* **WRITTEN PROBLEM**:
Would you transcribe the whole listing exactly, minus its pictures?

**** GIVEN RECORDS ****

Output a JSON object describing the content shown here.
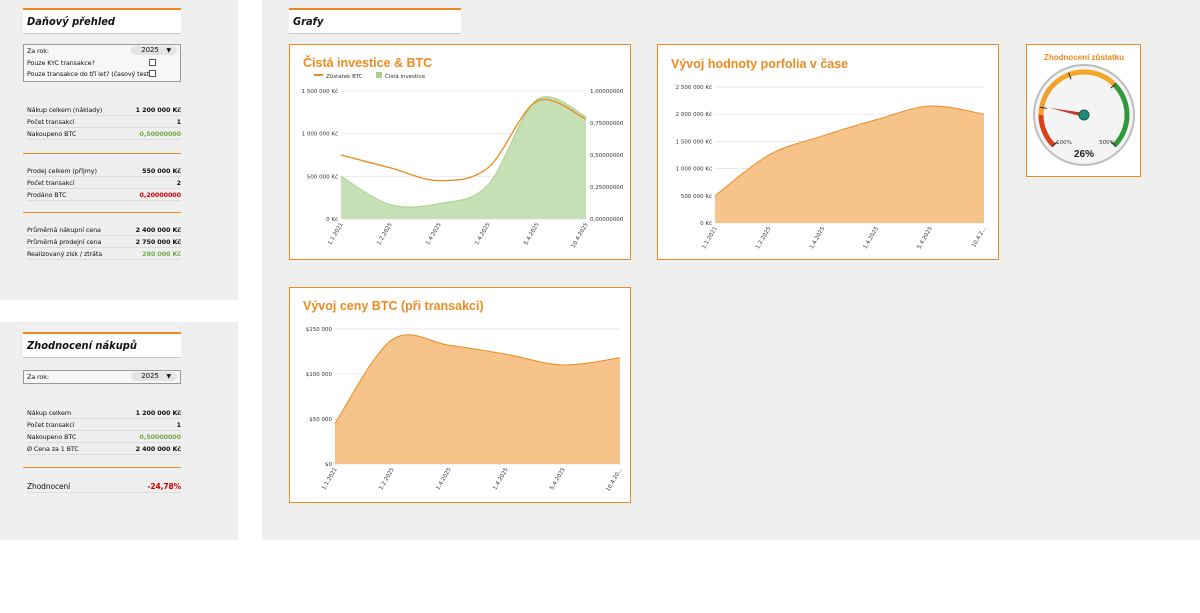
{
  "tax": {
    "title": "Daňový přehled",
    "year_label": "Za rok:",
    "year_value": "2025",
    "kyc_label": "Pouze KYC transakce?",
    "three_years_label": "Pouze transakce do tří let? (časový test)",
    "purchase_total_label": "Nákup celkem (náklady)",
    "purchase_total_value": "1 200 000 Kč",
    "purchase_count_label": "Počet transakcí",
    "purchase_count_value": "1",
    "purchased_btc_label": "Nakoupeno BTC",
    "purchased_btc_value": "0,50000000",
    "sale_total_label": "Prodej celkem (příjmy)",
    "sale_total_value": "550 000 Kč",
    "sale_count_label": "Počet transakcí",
    "sale_count_value": "2",
    "sold_btc_label": "Prodáno BTC",
    "sold_btc_value": "0,20000000",
    "avg_buy_label": "Průměrná nákupní cena",
    "avg_buy_value": "2 400 000 Kč",
    "avg_sell_label": "Průměrná prodejní cena",
    "avg_sell_value": "2 750 000 Kč",
    "realized_label": "Realizovaný zisk / ztráta",
    "realized_value": "280 000 Kč"
  },
  "purchases": {
    "title": "Zhodnocení nákupů",
    "year_label": "Za rok:",
    "year_value": "2025",
    "total_label": "Nákup celkem",
    "total_value": "1 200 000 Kč",
    "count_label": "Počet transakcí",
    "count_value": "1",
    "btc_label": "Nakoupeno BTC",
    "btc_value": "0,50000000",
    "price_label": "Ø Cena za 1 BTC",
    "price_value": "2 400 000 Kč",
    "appreciation_label": "Zhodnocení",
    "appreciation_value": "-24,78%"
  },
  "charts_section": {
    "title": "Grafy"
  },
  "colors": {
    "accent": "#ec8a1f",
    "green": "#70ad47",
    "red": "#d00000",
    "orange_fill": "#f6c48b"
  },
  "chart_data": [
    {
      "type": "area",
      "title": "Čistá investice & BTC",
      "x": [
        "1.1.2021",
        "1.2.2025",
        "1.4.2025",
        "1.4.2025",
        "5.4.2025",
        "10.4.2025"
      ],
      "series": [
        {
          "name": "Čistá investice",
          "values": [
            500000,
            170000,
            180000,
            400000,
            1400000,
            1200000
          ],
          "axis": "left"
        },
        {
          "name": "Zůstatek BTC",
          "values": [
            0.5,
            0.4,
            0.3,
            0.4,
            0.92,
            0.78
          ],
          "axis": "right"
        }
      ],
      "ylim": [
        0,
        1500000
      ],
      "yticks": [
        "0 Kč",
        "500 000 Kč",
        "1 000 000 Kč",
        "1 500 000 Kč"
      ],
      "ylim_right": [
        0,
        1
      ],
      "yticks_right": [
        "0,00000000",
        "0,25000000",
        "0,50000000",
        "0,75000000",
        "1,00000000"
      ],
      "legend": "top-left"
    },
    {
      "type": "area",
      "title": "Vývoj hodnoty porfolia v čase",
      "x": [
        "1.1.2021",
        "1.2.2025",
        "1.4.2025",
        "1.4.2025",
        "5.4.2025",
        "10.4.2..."
      ],
      "series": [
        {
          "values": [
            500000,
            1250000,
            1600000,
            1900000,
            2150000,
            2000000
          ]
        }
      ],
      "ylim": [
        0,
        2500000
      ],
      "yticks": [
        "0 Kč",
        "500 000 Kč",
        "1 000 000 Kč",
        "1 500 000 Kč",
        "2 000 000 Kč",
        "2 500 000 Kč"
      ]
    },
    {
      "type": "area",
      "title": "Vývoj ceny BTC (při transakci)",
      "x": [
        "1.1.2021",
        "1.2.2025",
        "1.4.2025",
        "1.4.2025",
        "5.4.2025",
        "10.4.20..."
      ],
      "series": [
        {
          "values": [
            45000,
            138000,
            132000,
            122000,
            110000,
            118000
          ]
        }
      ],
      "ylim": [
        0,
        150000
      ],
      "yticks": [
        "$0",
        "$50 000",
        "$100 000",
        "$150 000"
      ]
    },
    {
      "type": "gauge",
      "title": "Zhodnocení zůstatku",
      "value_percent": 26,
      "value_label": "26%",
      "tick_labels": [
        "-100%",
        "500%"
      ]
    }
  ]
}
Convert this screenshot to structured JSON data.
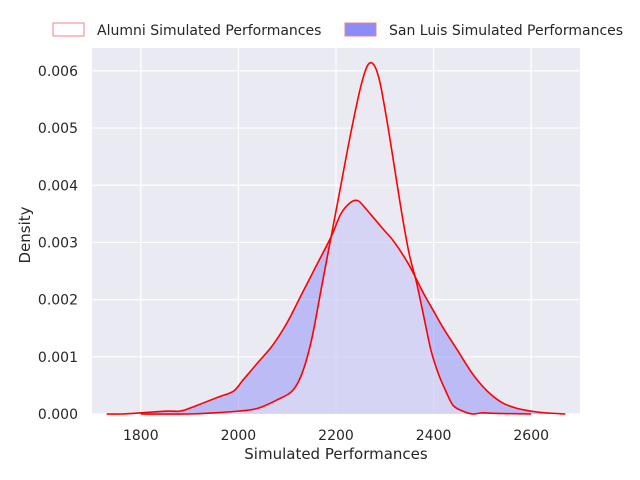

****

* **IN RESPONSE**:
Output a JSON object describing the content shown here.
{
  "tax": {
    "title": "Daňový přehled",
    "year_label": "Za rok:",
    "year_value": "2025",
    "kyc_label": "Pouze KYC transakce?",
    "three_years_label": "Pouze transakce do tří let? (časový test)",
    "purchase_total_label": "Nákup celkem (náklady)",
    "purchase_total_value": "1 200 000 Kč",
    "purchase_count_label": "Počet transakcí",
    "purchase_count_value": "1",
    "purchased_btc_label": "Nakoupeno BTC",
    "purchased_btc_value": "0,50000000",
    "sale_total_label": "Prodej celkem (příjmy)",
    "sale_total_value": "550 000 Kč",
    "sale_count_label": "Počet transakcí",
    "sale_count_value": "2",
    "sold_btc_label": "Prodáno BTC",
    "sold_btc_value": "0,20000000",
    "avg_buy_label": "Průměrná nákupní cena",
    "avg_buy_value": "2 400 000 Kč",
    "avg_sell_label": "Průměrná prodejní cena",
    "avg_sell_value": "2 750 000 Kč",
    "realized_label": "Realizovaný zisk / ztráta",
    "realized_value": "280 000 Kč"
  },
  "purchases": {
    "title": "Zhodnocení nákupů",
    "year_label": "Za rok:",
    "year_value": "2025",
    "total_label": "Nákup celkem",
    "total_value": "1 200 000 Kč",
    "count_label": "Počet transakcí",
    "count_value": "1",
    "btc_label": "Nakoupeno BTC",
    "btc_value": "0,50000000",
    "price_label": "Ø Cena za 1 BTC",
    "price_value": "2 400 000 Kč",
    "appreciation_label": "Zhodnocení",
    "appreciation_value": "-24,78%"
  },
  "charts_section": {
    "title": "Grafy"
  },
  "colors": {
    "accent": "#ec8a1f",
    "green": "#70ad47",
    "red": "#d00000",
    "orange_fill": "#f6c48b"
  },
  "chart_data": [
    {
      "type": "area",
      "title": "Čistá investice & BTC",
      "x": [
        "1.1.2021",
        "1.2.2025",
        "1.4.2025",
        "1.4.2025",
        "5.4.2025",
        "10.4.2025"
      ],
      "series": [
        {
          "name": "Čistá investice",
          "values": [
            500000,
            170000,
            180000,
            400000,
            1400000,
            1200000
          ],
          "axis": "left"
        },
        {
          "name": "Zůstatek BTC",
          "values": [
            0.5,
            0.4,
            0.3,
            0.4,
            0.92,
            0.78
          ],
          "axis": "right"
        }
      ],
      "ylim": [
        0,
        1500000
      ],
      "yticks": [
        "0 Kč",
        "500 000 Kč",
        "1 000 000 Kč",
        "1 500 000 Kč"
      ],
      "ylim_right": [
        0,
        1
      ],
      "yticks_right": [
        "0,00000000",
        "0,25000000",
        "0,50000000",
        "0,75000000",
        "1,00000000"
      ],
      "legend": "top-left"
    },
    {
      "type": "area",
      "title": "Vývoj hodnoty porfolia v čase",
      "x": [
        "1.1.2021",
        "1.2.2025",
        "1.4.2025",
        "1.4.2025",
        "5.4.2025",
        "10.4.2..."
      ],
      "series": [
        {
          "values": [
            500000,
            1250000,
            1600000,
            1900000,
            2150000,
            2000000
          ]
        }
      ],
      "ylim": [
        0,
        2500000
      ],
      "yticks": [
        "0 Kč",
        "500 000 Kč",
        "1 000 000 Kč",
        "1 500 000 Kč",
        "2 000 000 Kč",
        "2 500 000 Kč"
      ]
    },
    {
      "type": "area",
      "title": "Vývoj ceny BTC (při transakci)",
      "x": [
        "1.1.2021",
        "1.2.2025",
        "1.4.2025",
        "1.4.2025",
        "5.4.2025",
        "10.4.20..."
      ],
      "series": [
        {
          "values": [
            45000,
            138000,
            132000,
            122000,
            110000,
            118000
          ]
        }
      ],
      "ylim": [
        0,
        150000
      ],
      "yticks": [
        "$0",
        "$50 000",
        "$100 000",
        "$150 000"
      ]
    },
    {
      "type": "gauge",
      "title": "Zhodnocení zůstatku",
      "value_percent": 26,
      "value_label": "26%",
      "tick_labels": [
        "-100%",
        "500%"
      ]
    }
  ]
}
Convert this screenshot to structured JSON data.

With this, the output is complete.